REQUIRED TASK |
All of the records below must be output exactly, with no pictures carried over.

RECORDS FOR PROCESSING |
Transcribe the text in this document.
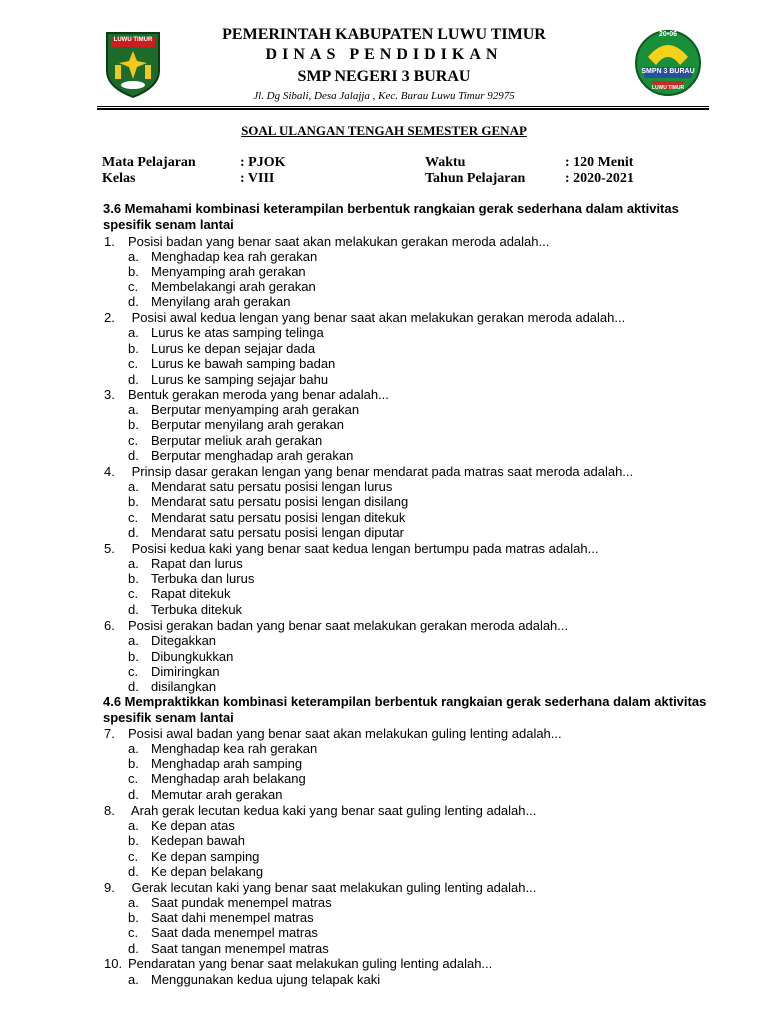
LUWU TIMUR
20•06
SMPN 3 BURAU
LUWU TIMUR
PEMERINTAH KABUPATEN LUWU TIMUR
DINAS PENDIDIKAN
SMP NEGERI 3 BURAU
Jl. Dg Sibali, Desa Jalajja , Kec. Burau Luwu Timur 92975
SOAL ULANGAN TENGAH SEMESTER GENAP
Mata Pelajaran	: PJOK	Waktu	: 120 Menit
Kelas	: VIII	Tahun Pelajaran	: 2020-2021
3.6 Memahami kombinasi keterampilan berbentuk rangkaian gerak sederhana dalam aktivitas spesifik senam lantai
1. Posisi badan yang benar saat akan melakukan gerakan meroda adalah...
a. Menghadap kea rah gerakan
b. Menyamping arah gerakan
c. Membelakangi arah gerakan
d. Menyilang arah gerakan
2. Posisi awal kedua lengan yang benar saat akan melakukan gerakan meroda adalah...
a. Lurus ke atas samping telinga
b. Lurus ke depan sejajar dada
c. Lurus ke bawah samping badan
d. Lurus ke samping sejajar bahu
3. Bentuk gerakan meroda yang benar adalah...
a. Berputar menyamping arah gerakan
b. Berputar menyilang arah gerakan
c. Berputar meliuk arah gerakan
d. Berputar menghadap arah gerakan
4. Prinsip dasar gerakan lengan yang benar mendarat pada matras saat meroda adalah...
a. Mendarat satu persatu posisi lengan lurus
b. Mendarat satu persatu posisi lengan disilang
c. Mendarat satu persatu posisi lengan ditekuk
d. Mendarat satu persatu posisi lengan diputar
5. Posisi kedua kaki yang benar saat kedua lengan bertumpu pada matras adalah...
a. Rapat dan lurus
b. Terbuka dan lurus
c. Rapat ditekuk
d. Terbuka ditekuk
6. Posisi gerakan badan yang benar saat melakukan gerakan meroda adalah...
a. Ditegakkan
b. Dibungkukkan
c. Dimiringkan
d. disilangkan
4.6 Mempraktikkan kombinasi keterampilan berbentuk rangkaian gerak sederhana dalam aktivitas spesifik senam lantai
7. Posisi awal badan yang benar saat akan melakukan guling lenting adalah...
a. Menghadap kea rah gerakan
b. Menghadap arah samping
c. Menghadap arah belakang
d. Memutar arah gerakan
8. Arah gerak lecutan kedua kaki yang benar saat guling lenting adalah...
a. Ke depan atas
b. Kedepan bawah
c. Ke depan samping
d. Ke depan belakang
9. Gerak lecutan kaki yang benar saat melakukan guling lenting adalah...
a. Saat pundak menempel matras
b. Saat dahi menempel matras
c. Saat dada menempel matras
d. Saat tangan menempel matras
10. Pendaratan yang benar saat melakukan guling lenting adalah...
a. Menggunakan kedua ujung telapak kaki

RESULT OF THE TASK |
Transcribe the text in this document.
LUWU TIMUR
20•06
SMPN 3 BURAU
LUWU TIMUR
PEMERINTAH KABUPATEN LUWU TIMUR
DINAS PENDIDIKAN
SMP NEGERI 3 BURAU
Jl. Dg Sibali, Desa Jalajja , Kec. Burau Luwu Timur 92975
SOAL ULANGAN TENGAH SEMESTER GENAP
Mata Pelajaran	: PJOK	Waktu	: 120 Menit
Kelas	: VIII	Tahun Pelajaran	: 2020-2021
3.6 Memahami kombinasi keterampilan berbentuk rangkaian gerak sederhana dalam aktivitas spesifik senam lantai
1. Posisi badan yang benar saat akan melakukan gerakan meroda adalah...
a. Menghadap kea rah gerakan
b. Menyamping arah gerakan
c. Membelakangi arah gerakan
d. Menyilang arah gerakan
2. Posisi awal kedua lengan yang benar saat akan melakukan gerakan meroda adalah...
a. Lurus ke atas samping telinga
b. Lurus ke depan sejajar dada
c. Lurus ke bawah samping badan
d. Lurus ke samping sejajar bahu
3. Bentuk gerakan meroda yang benar adalah...
a. Berputar menyamping arah gerakan
b. Berputar menyilang arah gerakan
c. Berputar meliuk arah gerakan
d. Berputar menghadap arah gerakan
4. Prinsip dasar gerakan lengan yang benar mendarat pada matras saat meroda adalah...
a. Mendarat satu persatu posisi lengan lurus
b. Mendarat satu persatu posisi lengan disilang
c. Mendarat satu persatu posisi lengan ditekuk
d. Mendarat satu persatu posisi lengan diputar
5. Posisi kedua kaki yang benar saat kedua lengan bertumpu pada matras adalah...
a. Rapat dan lurus
b. Terbuka dan lurus
c. Rapat ditekuk
d. Terbuka ditekuk
6. Posisi gerakan badan yang benar saat melakukan gerakan meroda adalah...
a. Ditegakkan
b. Dibungkukkan
c. Dimiringkan
d. disilangkan
4.6 Mempraktikkan kombinasi keterampilan berbentuk rangkaian gerak sederhana dalam aktivitas spesifik senam lantai
7. Posisi awal badan yang benar saat akan melakukan guling lenting adalah...
a. Menghadap kea rah gerakan
b. Menghadap arah samping
c. Menghadap arah belakang
d. Memutar arah gerakan
8. Arah gerak lecutan kedua kaki yang benar saat guling lenting adalah...
a. Ke depan atas
b. Kedepan bawah
c. Ke depan samping
d. Ke depan belakang
9. Gerak lecutan kaki yang benar saat melakukan guling lenting adalah...
a. Saat pundak menempel matras
b. Saat dahi menempel matras
c. Saat dada menempel matras
d. Saat tangan menempel matras
10. Pendaratan yang benar saat melakukan guling lenting adalah...
a. Menggunakan kedua ujung telapak kaki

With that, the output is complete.